Figure record listings:
* START *
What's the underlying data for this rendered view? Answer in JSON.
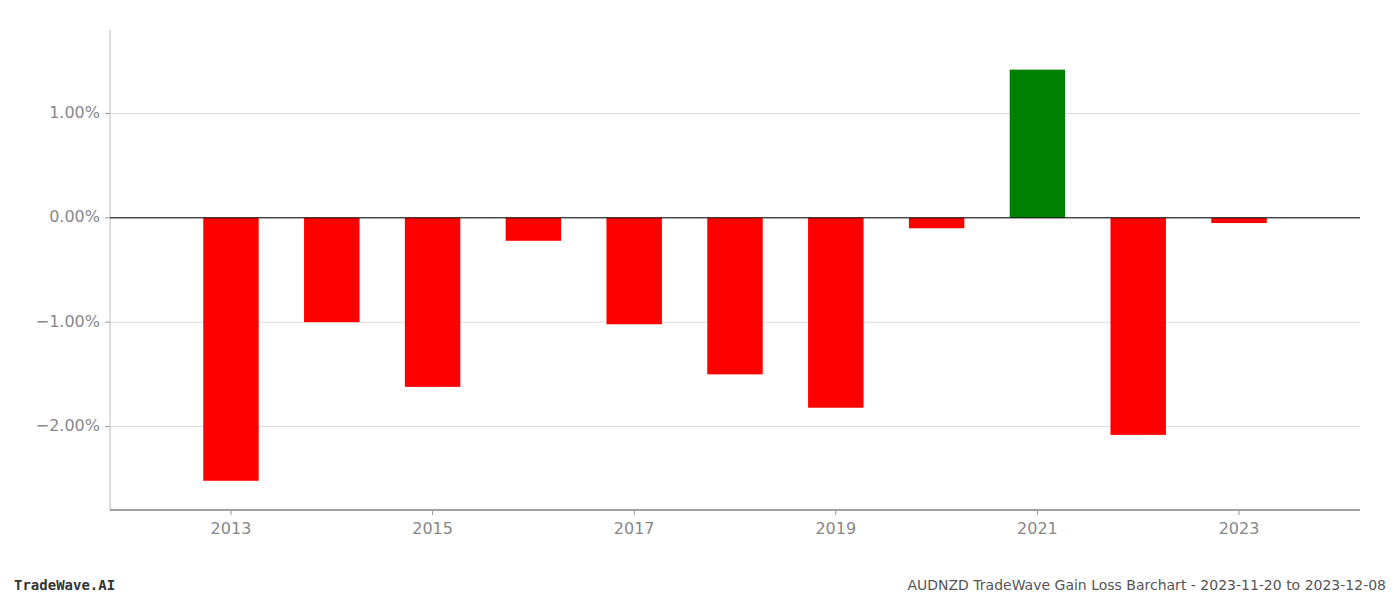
{
  "chart_data": {
    "type": "bar",
    "x": [
      2013,
      2014,
      2015,
      2016,
      2017,
      2018,
      2019,
      2020,
      2021,
      2022,
      2023
    ],
    "values": [
      -2.52,
      -1.0,
      -1.62,
      -0.22,
      -1.02,
      -1.5,
      -1.82,
      -0.1,
      1.42,
      -2.08,
      -0.05
    ],
    "colors": [
      "#ff0000",
      "#ff0000",
      "#ff0000",
      "#ff0000",
      "#ff0000",
      "#ff0000",
      "#ff0000",
      "#ff0000",
      "#008000",
      "#ff0000",
      "#ff0000"
    ],
    "xlim": [
      2011.8,
      2024.2
    ],
    "xticks": [
      2013,
      2015,
      2017,
      2019,
      2021,
      2023
    ],
    "ylim": [
      -2.8,
      1.8
    ],
    "yticks": [
      {
        "value": -2.0,
        "label": "−2.00%"
      },
      {
        "value": -1.0,
        "label": "−1.00%"
      },
      {
        "value": 0.0,
        "label": "0.00%"
      },
      {
        "value": 1.0,
        "label": "1.00%"
      }
    ],
    "grid": true,
    "annotations": [
      "TradeWave.AI",
      "AUDNZD TradeWave Gain Loss Barchart - 2023-11-20 to 2023-12-08"
    ]
  }
}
* END *
> **Task prompt**: Copy whichever lines in the listing above contain the word "TradeWave".

> **Expected output**:
      "TradeWave.AI",
      "AUDNZD TradeWave Gain Loss Barchart - 2023-11-20 to 2023-12-08"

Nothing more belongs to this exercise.